Collected data entries

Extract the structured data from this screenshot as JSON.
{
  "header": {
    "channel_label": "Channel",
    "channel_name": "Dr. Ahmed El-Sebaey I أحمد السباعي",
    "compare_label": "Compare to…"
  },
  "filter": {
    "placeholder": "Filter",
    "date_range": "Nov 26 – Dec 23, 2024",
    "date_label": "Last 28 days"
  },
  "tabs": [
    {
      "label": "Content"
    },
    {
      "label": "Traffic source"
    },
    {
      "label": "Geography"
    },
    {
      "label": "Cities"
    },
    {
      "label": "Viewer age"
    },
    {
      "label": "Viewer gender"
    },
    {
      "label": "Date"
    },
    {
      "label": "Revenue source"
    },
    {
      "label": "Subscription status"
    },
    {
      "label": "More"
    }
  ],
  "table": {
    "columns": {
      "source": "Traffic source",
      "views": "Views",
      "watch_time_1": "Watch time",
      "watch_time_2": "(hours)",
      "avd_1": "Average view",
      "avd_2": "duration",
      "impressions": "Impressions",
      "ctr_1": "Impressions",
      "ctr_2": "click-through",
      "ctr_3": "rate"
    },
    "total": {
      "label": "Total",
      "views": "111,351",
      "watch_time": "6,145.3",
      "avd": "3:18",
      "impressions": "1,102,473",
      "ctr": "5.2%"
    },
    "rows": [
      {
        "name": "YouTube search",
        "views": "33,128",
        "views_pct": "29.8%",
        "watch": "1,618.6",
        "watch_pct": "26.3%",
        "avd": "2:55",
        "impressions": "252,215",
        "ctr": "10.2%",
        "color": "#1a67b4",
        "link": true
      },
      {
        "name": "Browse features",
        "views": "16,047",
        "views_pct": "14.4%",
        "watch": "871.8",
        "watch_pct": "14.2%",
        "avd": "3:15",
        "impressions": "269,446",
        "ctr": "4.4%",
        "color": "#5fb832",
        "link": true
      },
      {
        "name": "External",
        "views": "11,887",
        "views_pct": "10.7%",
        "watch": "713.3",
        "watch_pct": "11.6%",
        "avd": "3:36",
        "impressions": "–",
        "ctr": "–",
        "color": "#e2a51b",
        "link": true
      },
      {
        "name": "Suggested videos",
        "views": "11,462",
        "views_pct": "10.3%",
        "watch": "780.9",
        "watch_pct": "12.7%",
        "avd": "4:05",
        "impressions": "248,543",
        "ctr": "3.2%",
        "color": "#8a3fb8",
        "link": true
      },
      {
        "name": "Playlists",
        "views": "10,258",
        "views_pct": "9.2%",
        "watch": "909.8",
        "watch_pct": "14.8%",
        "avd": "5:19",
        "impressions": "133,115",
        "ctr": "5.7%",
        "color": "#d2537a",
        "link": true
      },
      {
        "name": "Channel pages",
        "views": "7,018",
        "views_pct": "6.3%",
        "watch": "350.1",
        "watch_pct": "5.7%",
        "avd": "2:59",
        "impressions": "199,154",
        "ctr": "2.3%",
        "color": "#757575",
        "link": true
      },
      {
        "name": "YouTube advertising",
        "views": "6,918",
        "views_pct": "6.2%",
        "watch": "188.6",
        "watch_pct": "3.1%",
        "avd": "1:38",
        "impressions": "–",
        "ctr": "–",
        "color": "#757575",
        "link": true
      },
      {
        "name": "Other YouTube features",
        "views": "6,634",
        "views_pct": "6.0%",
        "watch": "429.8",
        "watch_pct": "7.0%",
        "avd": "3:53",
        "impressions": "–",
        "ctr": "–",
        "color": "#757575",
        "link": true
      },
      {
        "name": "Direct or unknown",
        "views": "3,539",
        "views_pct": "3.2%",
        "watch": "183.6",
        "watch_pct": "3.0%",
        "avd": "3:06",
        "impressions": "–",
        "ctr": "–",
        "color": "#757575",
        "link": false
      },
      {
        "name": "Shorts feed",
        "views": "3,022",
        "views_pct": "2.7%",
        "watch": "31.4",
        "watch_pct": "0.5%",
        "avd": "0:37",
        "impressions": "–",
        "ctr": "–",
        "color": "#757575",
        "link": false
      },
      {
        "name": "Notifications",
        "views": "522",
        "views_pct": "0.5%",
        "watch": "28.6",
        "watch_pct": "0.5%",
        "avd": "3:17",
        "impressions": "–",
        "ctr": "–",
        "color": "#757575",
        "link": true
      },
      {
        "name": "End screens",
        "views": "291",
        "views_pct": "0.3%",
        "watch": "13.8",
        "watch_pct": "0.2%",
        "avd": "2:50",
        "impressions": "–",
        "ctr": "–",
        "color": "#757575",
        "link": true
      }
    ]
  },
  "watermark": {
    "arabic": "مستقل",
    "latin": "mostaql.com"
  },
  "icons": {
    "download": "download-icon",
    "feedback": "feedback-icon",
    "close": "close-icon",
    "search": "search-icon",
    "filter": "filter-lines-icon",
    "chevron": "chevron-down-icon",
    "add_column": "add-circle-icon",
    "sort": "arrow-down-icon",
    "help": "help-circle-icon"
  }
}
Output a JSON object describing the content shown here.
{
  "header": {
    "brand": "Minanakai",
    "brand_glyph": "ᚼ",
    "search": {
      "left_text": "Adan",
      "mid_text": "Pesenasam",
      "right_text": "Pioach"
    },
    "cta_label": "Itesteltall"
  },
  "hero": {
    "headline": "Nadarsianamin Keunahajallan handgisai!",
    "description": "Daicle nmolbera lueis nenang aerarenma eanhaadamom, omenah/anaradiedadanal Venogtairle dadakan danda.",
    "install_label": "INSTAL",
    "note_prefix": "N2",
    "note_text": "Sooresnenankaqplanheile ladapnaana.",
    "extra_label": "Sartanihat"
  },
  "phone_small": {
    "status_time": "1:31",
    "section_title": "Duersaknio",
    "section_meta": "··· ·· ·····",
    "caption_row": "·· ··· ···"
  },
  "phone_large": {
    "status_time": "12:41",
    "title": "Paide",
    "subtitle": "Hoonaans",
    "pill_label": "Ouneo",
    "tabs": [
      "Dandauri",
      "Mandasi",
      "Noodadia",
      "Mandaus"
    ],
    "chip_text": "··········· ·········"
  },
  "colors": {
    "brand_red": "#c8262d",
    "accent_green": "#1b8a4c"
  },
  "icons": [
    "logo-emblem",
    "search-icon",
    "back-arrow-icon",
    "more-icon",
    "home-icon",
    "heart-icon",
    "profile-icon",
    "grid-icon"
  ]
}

WHAT TO PRODUCE >>
Return every record above exactly as it appears.

RESPONSE >>
Extract the structured data from this screenshot as JSON.
{
  "header": {
    "channel_label": "Channel",
    "channel_name": "Dr. Ahmed El-Sebaey I أحمد السباعي",
    "compare_label": "Compare to…"
  },
  "filter": {
    "placeholder": "Filter",
    "date_range": "Nov 26 – Dec 23, 2024",
    "date_label": "Last 28 days"
  },
  "tabs": [
    {
      "label": "Content"
    },
    {
      "label": "Traffic source"
    },
    {
      "label": "Geography"
    },
    {
      "label": "Cities"
    },
    {
      "label": "Viewer age"
    },
    {
      "label": "Viewer gender"
    },
    {
      "label": "Date"
    },
    {
      "label": "Revenue source"
    },
    {
      "label": "Subscription status"
    },
    {
      "label": "More"
    }
  ],
  "table": {
    "columns": {
      "source": "Traffic source",
      "views": "Views",
      "watch_time_1": "Watch time",
      "watch_time_2": "(hours)",
      "avd_1": "Average view",
      "avd_2": "duration",
      "impressions": "Impressions",
      "ctr_1": "Impressions",
      "ctr_2": "click-through",
      "ctr_3": "rate"
    },
    "total": {
      "label": "Total",
      "views": "111,351",
      "watch_time": "6,145.3",
      "avd": "3:18",
      "impressions": "1,102,473",
      "ctr": "5.2%"
    },
    "rows": [
      {
        "name": "YouTube search",
        "views": "33,128",
        "views_pct": "29.8%",
        "watch": "1,618.6",
        "watch_pct": "26.3%",
        "avd": "2:55",
        "impressions": "252,215",
        "ctr": "10.2%",
        "color": "#1a67b4",
        "link": true
      },
      {
        "name": "Browse features",
        "views": "16,047",
        "views_pct": "14.4%",
        "watch": "871.8",
        "watch_pct": "14.2%",
        "avd": "3:15",
        "impressions": "269,446",
        "ctr": "4.4%",
        "color": "#5fb832",
        "link": true
      },
      {
        "name": "External",
        "views": "11,887",
        "views_pct": "10.7%",
        "watch": "713.3",
        "watch_pct": "11.6%",
        "avd": "3:36",
        "impressions": "–",
        "ctr": "–",
        "color": "#e2a51b",
        "link": true
      },
      {
        "name": "Suggested videos",
        "views": "11,462",
        "views_pct": "10.3%",
        "watch": "780.9",
        "watch_pct": "12.7%",
        "avd": "4:05",
        "impressions": "248,543",
        "ctr": "3.2%",
        "color": "#8a3fb8",
        "link": true
      },
      {
        "name": "Playlists",
        "views": "10,258",
        "views_pct": "9.2%",
        "watch": "909.8",
        "watch_pct": "14.8%",
        "avd": "5:19",
        "impressions": "133,115",
        "ctr": "5.7%",
        "color": "#d2537a",
        "link": true
      },
      {
        "name": "Channel pages",
        "views": "7,018",
        "views_pct": "6.3%",
        "watch": "350.1",
        "watch_pct": "5.7%",
        "avd": "2:59",
        "impressions": "199,154",
        "ctr": "2.3%",
        "color": "#757575",
        "link": true
      },
      {
        "name": "YouTube advertising",
        "views": "6,918",
        "views_pct": "6.2%",
        "watch": "188.6",
        "watch_pct": "3.1%",
        "avd": "1:38",
        "impressions": "–",
        "ctr": "–",
        "color": "#757575",
        "link": true
      },
      {
        "name": "Other YouTube features",
        "views": "6,634",
        "views_pct": "6.0%",
        "watch": "429.8",
        "watch_pct": "7.0%",
        "avd": "3:53",
        "impressions": "–",
        "ctr": "–",
        "color": "#757575",
        "link": true
      },
      {
        "name": "Direct or unknown",
        "views": "3,539",
        "views_pct": "3.2%",
        "watch": "183.6",
        "watch_pct": "3.0%",
        "avd": "3:06",
        "impressions": "–",
        "ctr": "–",
        "color": "#757575",
        "link": false
      },
      {
        "name": "Shorts feed",
        "views": "3,022",
        "views_pct": "2.7%",
        "watch": "31.4",
        "watch_pct": "0.5%",
        "avd": "0:37",
        "impressions": "–",
        "ctr": "–",
        "color": "#757575",
        "link": false
      },
      {
        "name": "Notifications",
        "views": "522",
        "views_pct": "0.5%",
        "watch": "28.6",
        "watch_pct": "0.5%",
        "avd": "3:17",
        "impressions": "–",
        "ctr": "–",
        "color": "#757575",
        "link": true
      },
      {
        "name": "End screens",
        "views": "291",
        "views_pct": "0.3%",
        "watch": "13.8",
        "watch_pct": "0.2%",
        "avd": "2:50",
        "impressions": "–",
        "ctr": "–",
        "color": "#757575",
        "link": true
      }
    ]
  },
  "watermark": {
    "arabic": "مستقل",
    "latin": "mostaql.com"
  },
  "icons": {
    "download": "download-icon",
    "feedback": "feedback-icon",
    "close": "close-icon",
    "search": "search-icon",
    "filter": "filter-lines-icon",
    "chevron": "chevron-down-icon",
    "add_column": "add-circle-icon",
    "sort": "arrow-down-icon",
    "help": "help-circle-icon"
  }
}
Output a JSON object describing the content shown here.
{
  "header": {
    "brand": "Minanakai",
    "brand_glyph": "ᚼ",
    "search": {
      "left_text": "Adan",
      "mid_text": "Pesenasam",
      "right_text": "Pioach"
    },
    "cta_label": "Itesteltall"
  },
  "hero": {
    "headline": "Nadarsianamin Keunahajallan handgisai!",
    "description": "Daicle nmolbera lueis nenang aerarenma eanhaadamom, omenah/anaradiedadanal Venogtairle dadakan danda.",
    "install_label": "INSTAL",
    "note_prefix": "N2",
    "note_text": "Sooresnenankaqplanheile ladapnaana.",
    "extra_label": "Sartanihat"
  },
  "phone_small": {
    "status_time": "1:31",
    "section_title": "Duersaknio",
    "section_meta": "··· ·· ·····",
    "caption_row": "·· ··· ···"
  },
  "phone_large": {
    "status_time": "12:41",
    "title": "Paide",
    "subtitle": "Hoonaans",
    "pill_label": "Ouneo",
    "tabs": [
      "Dandauri",
      "Mandasi",
      "Noodadia",
      "Mandaus"
    ],
    "chip_text": "··········· ·········"
  },
  "colors": {
    "brand_red": "#c8262d",
    "accent_green": "#1b8a4c"
  },
  "icons": [
    "logo-emblem",
    "search-icon",
    "back-arrow-icon",
    "more-icon",
    "home-icon",
    "heart-icon",
    "profile-icon",
    "grid-icon"
  ]
}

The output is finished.